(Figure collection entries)
+--

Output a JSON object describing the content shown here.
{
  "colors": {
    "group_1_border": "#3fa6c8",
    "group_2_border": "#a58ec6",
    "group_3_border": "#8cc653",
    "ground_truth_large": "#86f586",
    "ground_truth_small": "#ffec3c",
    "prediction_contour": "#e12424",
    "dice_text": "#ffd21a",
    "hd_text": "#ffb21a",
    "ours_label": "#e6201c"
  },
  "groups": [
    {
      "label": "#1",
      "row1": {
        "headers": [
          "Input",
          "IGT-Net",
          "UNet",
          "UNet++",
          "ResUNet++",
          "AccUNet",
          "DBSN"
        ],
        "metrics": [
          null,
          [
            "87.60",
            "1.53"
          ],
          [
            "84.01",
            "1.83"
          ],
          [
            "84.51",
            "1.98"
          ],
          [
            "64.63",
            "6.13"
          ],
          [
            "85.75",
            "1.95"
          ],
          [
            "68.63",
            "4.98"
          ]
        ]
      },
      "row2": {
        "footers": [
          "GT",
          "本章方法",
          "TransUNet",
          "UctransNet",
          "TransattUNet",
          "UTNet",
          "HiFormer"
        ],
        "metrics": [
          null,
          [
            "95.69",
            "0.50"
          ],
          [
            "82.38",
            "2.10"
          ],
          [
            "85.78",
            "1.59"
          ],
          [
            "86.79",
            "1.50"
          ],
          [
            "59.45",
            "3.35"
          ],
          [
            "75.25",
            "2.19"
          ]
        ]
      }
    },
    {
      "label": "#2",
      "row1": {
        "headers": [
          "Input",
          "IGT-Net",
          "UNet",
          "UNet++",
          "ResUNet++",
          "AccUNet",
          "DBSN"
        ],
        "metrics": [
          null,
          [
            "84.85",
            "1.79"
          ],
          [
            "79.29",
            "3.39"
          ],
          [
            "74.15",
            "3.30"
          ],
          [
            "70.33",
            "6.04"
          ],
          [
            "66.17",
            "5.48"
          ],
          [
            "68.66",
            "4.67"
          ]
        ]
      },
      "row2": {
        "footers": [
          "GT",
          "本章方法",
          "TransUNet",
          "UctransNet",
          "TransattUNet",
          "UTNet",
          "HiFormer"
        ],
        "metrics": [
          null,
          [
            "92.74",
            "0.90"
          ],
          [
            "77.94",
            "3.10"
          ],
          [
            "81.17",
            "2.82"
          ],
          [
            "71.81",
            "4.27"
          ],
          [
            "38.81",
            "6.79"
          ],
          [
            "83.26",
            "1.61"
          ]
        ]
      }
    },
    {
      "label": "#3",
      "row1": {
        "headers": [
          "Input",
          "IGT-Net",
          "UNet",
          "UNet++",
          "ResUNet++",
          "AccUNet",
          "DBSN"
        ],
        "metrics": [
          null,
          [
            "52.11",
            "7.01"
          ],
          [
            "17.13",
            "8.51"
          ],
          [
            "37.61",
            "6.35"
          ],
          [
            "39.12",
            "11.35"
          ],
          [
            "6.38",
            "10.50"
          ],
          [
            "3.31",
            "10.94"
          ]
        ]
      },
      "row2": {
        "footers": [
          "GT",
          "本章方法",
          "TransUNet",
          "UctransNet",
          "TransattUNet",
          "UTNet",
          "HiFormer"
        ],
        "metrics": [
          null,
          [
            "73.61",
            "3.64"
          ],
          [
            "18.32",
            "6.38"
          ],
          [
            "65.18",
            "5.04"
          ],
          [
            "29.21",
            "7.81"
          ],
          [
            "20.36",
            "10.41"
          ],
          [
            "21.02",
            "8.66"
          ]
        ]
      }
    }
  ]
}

+--

** DIRECTIVE **
Repeat the data above exactly.

** ANSWER TO THIS TASK **
Output a JSON object describing the content shown here.
{
  "colors": {
    "group_1_border": "#3fa6c8",
    "group_2_border": "#a58ec6",
    "group_3_border": "#8cc653",
    "ground_truth_large": "#86f586",
    "ground_truth_small": "#ffec3c",
    "prediction_contour": "#e12424",
    "dice_text": "#ffd21a",
    "hd_text": "#ffb21a",
    "ours_label": "#e6201c"
  },
  "groups": [
    {
      "label": "#1",
      "row1": {
        "headers": [
          "Input",
          "IGT-Net",
          "UNet",
          "UNet++",
          "ResUNet++",
          "AccUNet",
          "DBSN"
        ],
        "metrics": [
          null,
          [
            "87.60",
            "1.53"
          ],
          [
            "84.01",
            "1.83"
          ],
          [
            "84.51",
            "1.98"
          ],
          [
            "64.63",
            "6.13"
          ],
          [
            "85.75",
            "1.95"
          ],
          [
            "68.63",
            "4.98"
          ]
        ]
      },
      "row2": {
        "footers": [
          "GT",
          "本章方法",
          "TransUNet",
          "UctransNet",
          "TransattUNet",
          "UTNet",
          "HiFormer"
        ],
        "metrics": [
          null,
          [
            "95.69",
            "0.50"
          ],
          [
            "82.38",
            "2.10"
          ],
          [
            "85.78",
            "1.59"
          ],
          [
            "86.79",
            "1.50"
          ],
          [
            "59.45",
            "3.35"
          ],
          [
            "75.25",
            "2.19"
          ]
        ]
      }
    },
    {
      "label": "#2",
      "row1": {
        "headers": [
          "Input",
          "IGT-Net",
          "UNet",
          "UNet++",
          "ResUNet++",
          "AccUNet",
          "DBSN"
        ],
        "metrics": [
          null,
          [
            "84.85",
            "1.79"
          ],
          [
            "79.29",
            "3.39"
          ],
          [
            "74.15",
            "3.30"
          ],
          [
            "70.33",
            "6.04"
          ],
          [
            "66.17",
            "5.48"
          ],
          [
            "68.66",
            "4.67"
          ]
        ]
      },
      "row2": {
        "footers": [
          "GT",
          "本章方法",
          "TransUNet",
          "UctransNet",
          "TransattUNet",
          "UTNet",
          "HiFormer"
        ],
        "metrics": [
          null,
          [
            "92.74",
            "0.90"
          ],
          [
            "77.94",
            "3.10"
          ],
          [
            "81.17",
            "2.82"
          ],
          [
            "71.81",
            "4.27"
          ],
          [
            "38.81",
            "6.79"
          ],
          [
            "83.26",
            "1.61"
          ]
        ]
      }
    },
    {
      "label": "#3",
      "row1": {
        "headers": [
          "Input",
          "IGT-Net",
          "UNet",
          "UNet++",
          "ResUNet++",
          "AccUNet",
          "DBSN"
        ],
        "metrics": [
          null,
          [
            "52.11",
            "7.01"
          ],
          [
            "17.13",
            "8.51"
          ],
          [
            "37.61",
            "6.35"
          ],
          [
            "39.12",
            "11.35"
          ],
          [
            "6.38",
            "10.50"
          ],
          [
            "3.31",
            "10.94"
          ]
        ]
      },
      "row2": {
        "footers": [
          "GT",
          "本章方法",
          "TransUNet",
          "UctransNet",
          "TransattUNet",
          "UTNet",
          "HiFormer"
        ],
        "metrics": [
          null,
          [
            "73.61",
            "3.64"
          ],
          [
            "18.32",
            "6.38"
          ],
          [
            "65.18",
            "5.04"
          ],
          [
            "29.21",
            "7.81"
          ],
          [
            "20.36",
            "10.41"
          ],
          [
            "21.02",
            "8.66"
          ]
        ]
      }
    }
  ]
}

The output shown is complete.